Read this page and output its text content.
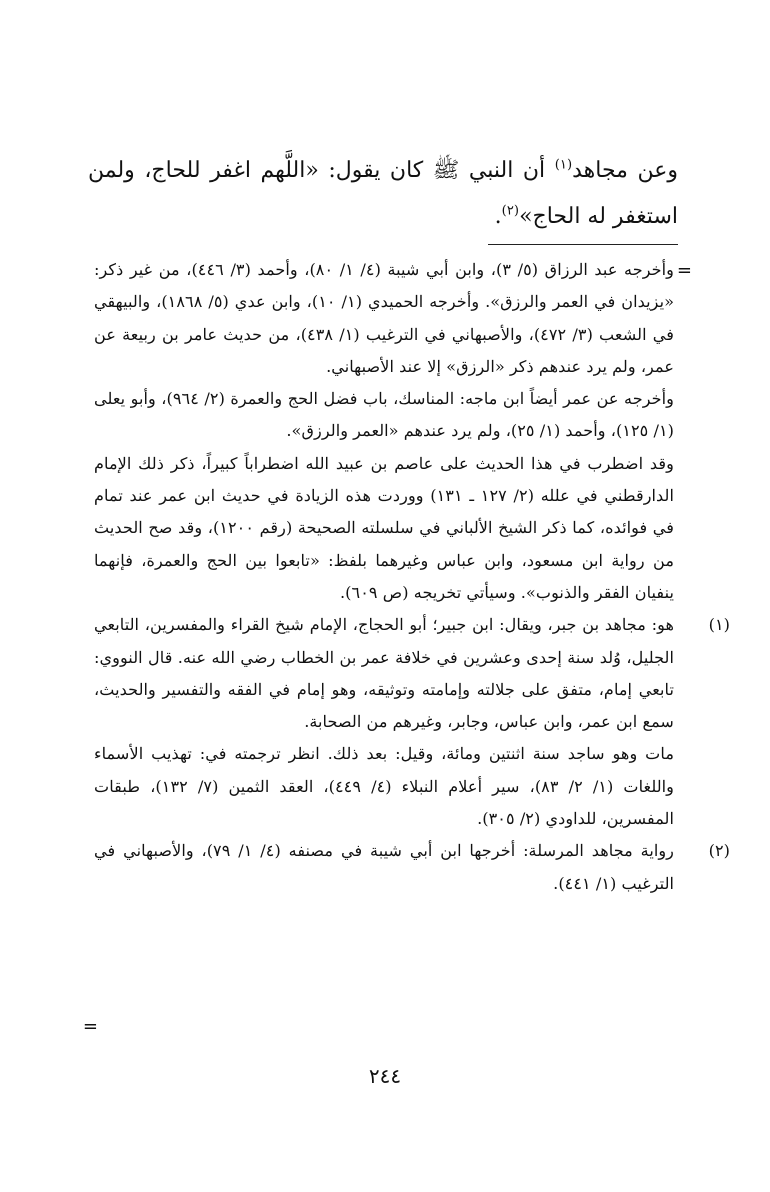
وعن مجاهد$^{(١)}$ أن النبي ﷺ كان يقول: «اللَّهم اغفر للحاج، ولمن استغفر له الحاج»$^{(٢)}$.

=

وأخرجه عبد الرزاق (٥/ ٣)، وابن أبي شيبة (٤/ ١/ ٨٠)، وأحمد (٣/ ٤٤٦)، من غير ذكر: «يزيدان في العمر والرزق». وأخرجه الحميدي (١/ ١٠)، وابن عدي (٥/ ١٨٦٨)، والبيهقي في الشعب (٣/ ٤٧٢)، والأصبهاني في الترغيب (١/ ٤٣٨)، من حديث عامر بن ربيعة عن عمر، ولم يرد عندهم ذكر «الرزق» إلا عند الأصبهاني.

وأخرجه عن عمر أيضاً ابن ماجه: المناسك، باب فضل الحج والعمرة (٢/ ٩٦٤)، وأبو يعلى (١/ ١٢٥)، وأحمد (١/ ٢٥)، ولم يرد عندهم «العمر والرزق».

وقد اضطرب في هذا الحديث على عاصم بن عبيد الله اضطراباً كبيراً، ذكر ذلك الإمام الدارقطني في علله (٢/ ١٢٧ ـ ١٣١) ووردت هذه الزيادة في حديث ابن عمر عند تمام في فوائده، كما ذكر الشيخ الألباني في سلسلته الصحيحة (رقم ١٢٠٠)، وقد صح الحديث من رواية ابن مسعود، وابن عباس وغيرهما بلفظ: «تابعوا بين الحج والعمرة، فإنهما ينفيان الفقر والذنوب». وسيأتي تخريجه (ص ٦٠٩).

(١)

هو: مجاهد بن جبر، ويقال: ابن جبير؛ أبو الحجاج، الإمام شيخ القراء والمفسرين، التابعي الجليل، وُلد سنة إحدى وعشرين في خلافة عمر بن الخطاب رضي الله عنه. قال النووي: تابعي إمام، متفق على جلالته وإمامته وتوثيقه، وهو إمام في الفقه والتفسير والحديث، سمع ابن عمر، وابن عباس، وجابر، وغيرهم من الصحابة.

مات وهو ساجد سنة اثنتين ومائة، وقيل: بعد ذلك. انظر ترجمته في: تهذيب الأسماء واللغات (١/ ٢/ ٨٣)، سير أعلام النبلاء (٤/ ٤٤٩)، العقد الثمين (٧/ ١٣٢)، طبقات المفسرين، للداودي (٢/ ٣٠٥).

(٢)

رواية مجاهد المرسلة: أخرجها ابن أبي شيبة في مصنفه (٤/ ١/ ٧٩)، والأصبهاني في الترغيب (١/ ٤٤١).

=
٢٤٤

========================================

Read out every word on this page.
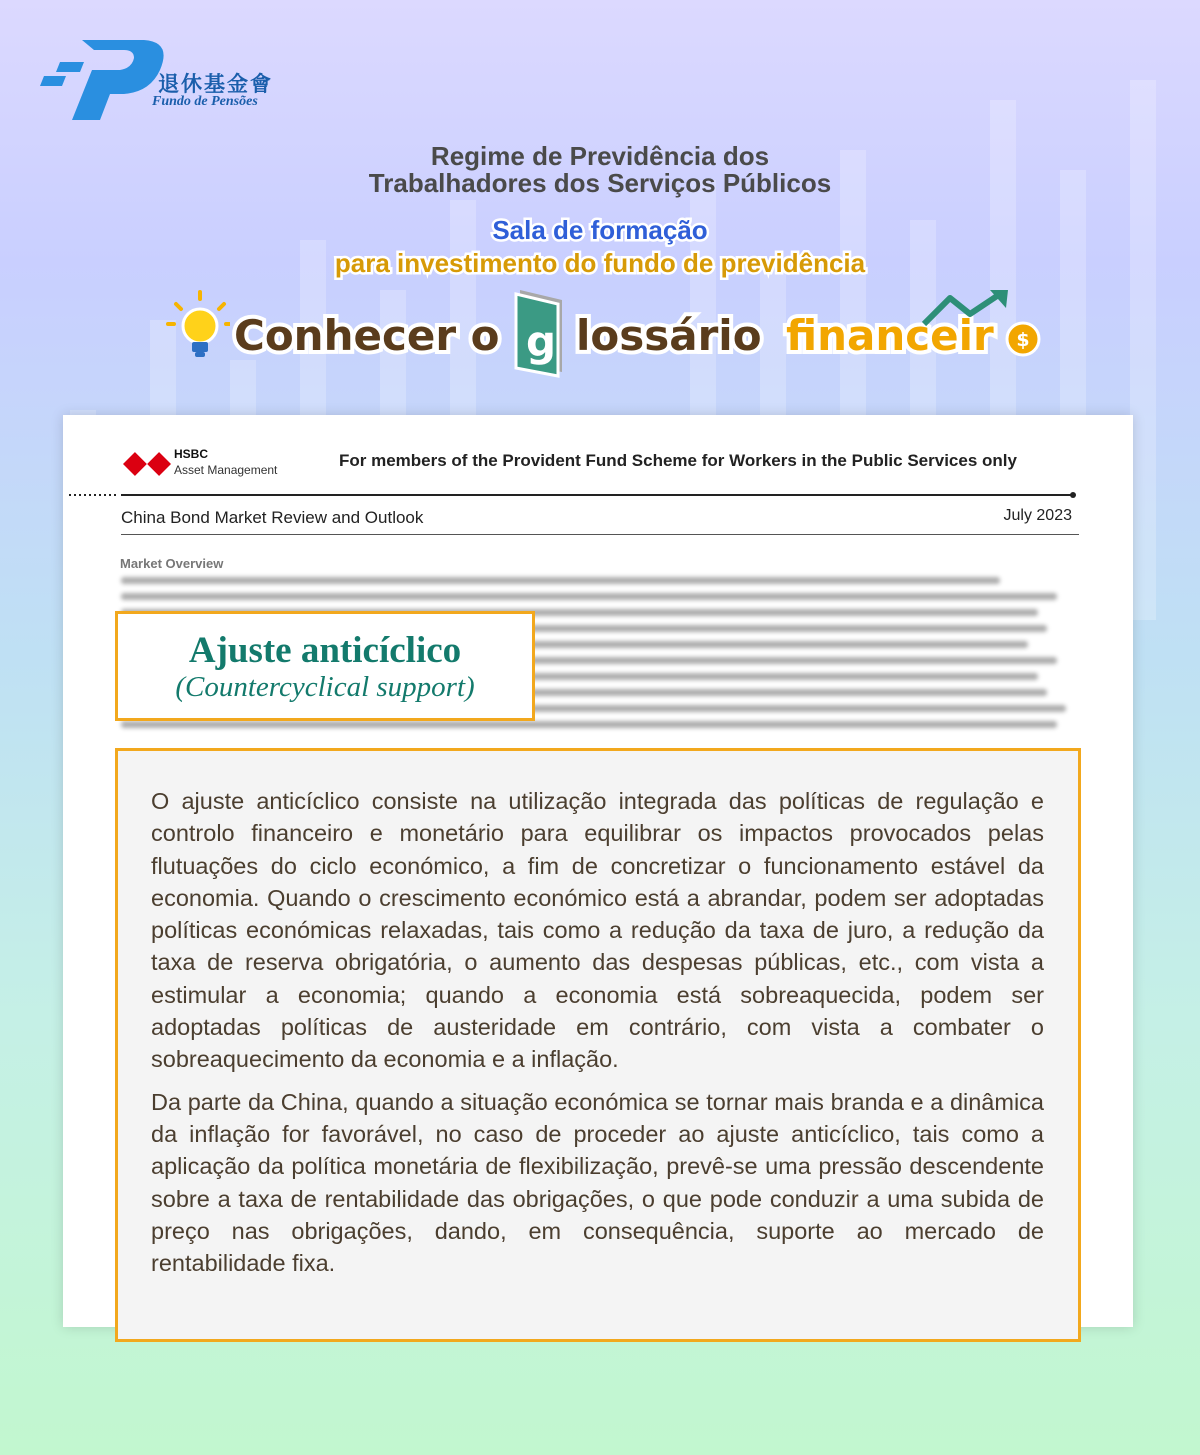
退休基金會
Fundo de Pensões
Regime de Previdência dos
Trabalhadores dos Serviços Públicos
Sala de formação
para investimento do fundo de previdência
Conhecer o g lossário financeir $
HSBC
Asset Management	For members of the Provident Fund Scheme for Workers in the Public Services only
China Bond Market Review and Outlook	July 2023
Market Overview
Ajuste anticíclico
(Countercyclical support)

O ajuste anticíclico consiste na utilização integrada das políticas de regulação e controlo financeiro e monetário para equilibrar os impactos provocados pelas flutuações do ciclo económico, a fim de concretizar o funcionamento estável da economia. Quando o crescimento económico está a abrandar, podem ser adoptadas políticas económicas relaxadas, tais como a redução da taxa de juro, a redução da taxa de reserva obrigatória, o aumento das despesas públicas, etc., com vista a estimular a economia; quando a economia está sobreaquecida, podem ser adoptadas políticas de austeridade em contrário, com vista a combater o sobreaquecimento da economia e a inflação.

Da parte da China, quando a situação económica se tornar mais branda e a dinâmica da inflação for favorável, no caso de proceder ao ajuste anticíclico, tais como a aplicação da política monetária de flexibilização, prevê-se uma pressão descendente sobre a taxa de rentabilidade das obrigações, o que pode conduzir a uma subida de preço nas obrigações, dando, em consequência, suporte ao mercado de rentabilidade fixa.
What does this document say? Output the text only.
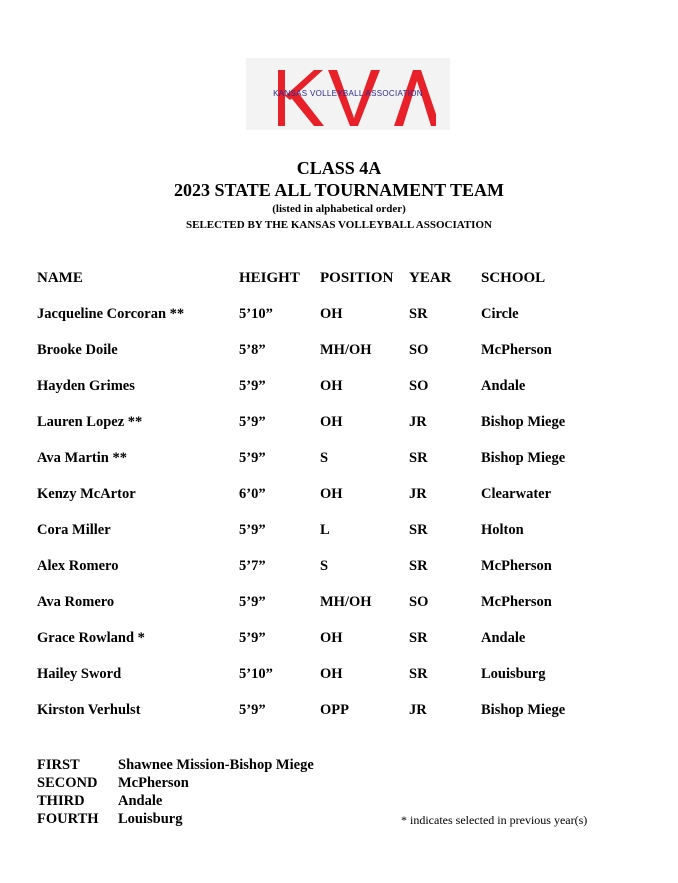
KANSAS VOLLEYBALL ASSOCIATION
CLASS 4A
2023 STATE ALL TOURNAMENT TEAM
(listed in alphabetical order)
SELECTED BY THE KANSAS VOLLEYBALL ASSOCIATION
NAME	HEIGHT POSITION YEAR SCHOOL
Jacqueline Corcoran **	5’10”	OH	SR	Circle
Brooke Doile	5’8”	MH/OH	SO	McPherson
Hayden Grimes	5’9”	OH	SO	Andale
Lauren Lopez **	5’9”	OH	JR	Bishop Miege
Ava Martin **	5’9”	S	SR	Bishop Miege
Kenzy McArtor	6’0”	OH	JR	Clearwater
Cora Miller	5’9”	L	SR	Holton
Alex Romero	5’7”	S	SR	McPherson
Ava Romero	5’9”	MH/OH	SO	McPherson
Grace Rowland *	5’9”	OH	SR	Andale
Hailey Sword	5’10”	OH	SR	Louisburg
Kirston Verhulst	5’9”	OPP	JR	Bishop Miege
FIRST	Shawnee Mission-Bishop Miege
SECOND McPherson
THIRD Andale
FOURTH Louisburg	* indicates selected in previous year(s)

========================================

▸ **TASK GOAL**
Extract all lines of the records above that include "عندهم".

▸ **SOLVED PROBLEM**
وأخرجه عبد الرزاق (٥/ ٣)، وابن أبي شيبة (٤/ ١/ ٨٠)، وأحمد (٣/ ٤٤٦)، من غير ذكر: «يزيدان في العمر والرزق». وأخرجه الحميدي (١/ ١٠)، وابن عدي (٥/ ١٨٦٨)، والبيهقي في الشعب (٣/ ٤٧٢)، والأصبهاني في الترغيب (١/ ٤٣٨)، من حديث عامر بن ربيعة عن عمر، ولم يرد عندهم ذكر «الرزق» إلا عند الأصبهاني.
وأخرجه عن عمر أيضاً ابن ماجه: المناسك، باب فضل الحج والعمرة (٢/ ٩٦٤)، وأبو يعلى (١/ ١٢٥)، وأحمد (١/ ٢٥)، ولم يرد عندهم «العمر والرزق».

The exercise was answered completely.